## Available records
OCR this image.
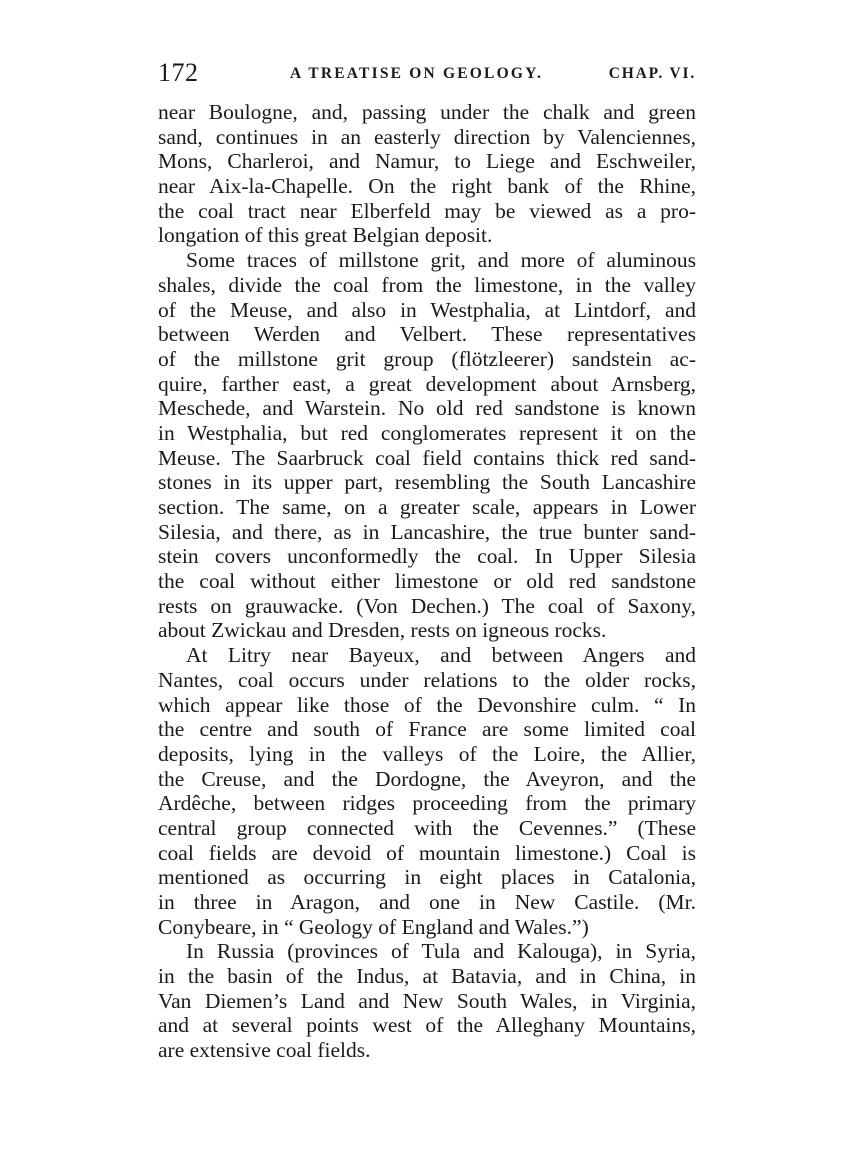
172	A TREATISE ON GEOLOGY.	CHAP. VI.
near Boulogne, and, passing under the chalk and green
sand, continues in an easterly direction by Valenciennes,
Mons, Charleroi, and Namur, to Liege and Eschweiler,
near Aix-la-Chapelle. On the right bank of the Rhine,
the coal tract near Elberfeld may be viewed as a pro-
longation of this great Belgian deposit.
Some traces of millstone grit, and more of aluminous
shales, divide the coal from the limestone, in the valley
of the Meuse, and also in Westphalia, at Lintdorf, and
between Werden and Velbert. These representatives
of the millstone grit group (flötzleerer) sandstein ac-
quire, farther east, a great development about Arnsberg,
Meschede, and Warstein. No old red sandstone is known
in Westphalia, but red conglomerates represent it on the
Meuse. The Saarbruck coal field contains thick red sand-
stones in its upper part, resembling the South Lancashire
section. The same, on a greater scale, appears in Lower
Silesia, and there, as in Lancashire, the true bunter sand-
stein covers unconformedly the coal. In Upper Silesia
the coal without either limestone or old red sandstone
rests on grauwacke. (Von Dechen.) The coal of Saxony,
about Zwickau and Dresden, rests on igneous rocks.
At Litry near Bayeux, and between Angers and
Nantes, coal occurs under relations to the older rocks,
which appear like those of the Devonshire culm. “ In
the centre and south of France are some limited coal
deposits, lying in the valleys of the Loire, the Allier,
the Creuse, and the Dordogne, the Aveyron, and the
Ardêche, between ridges proceeding from the primary
central group connected with the Cevennes.” (These
coal fields are devoid of mountain limestone.) Coal is
mentioned as occurring in eight places in Catalonia,
in three in Aragon, and one in New Castile. (Mr.
Conybeare, in “ Geology of England and Wales.”)
In Russia (provinces of Tula and Kalouga), in Syria,
in the basin of the Indus, at Batavia, and in China, in
Van Diemen’s Land and New South Wales, in Virginia,
and at several points west of the Alleghany Mountains,
are extensive coal fields.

## Directive
Determine how many lines in the listing above hold the string "fields", then write only the number.

## Exercise answer
2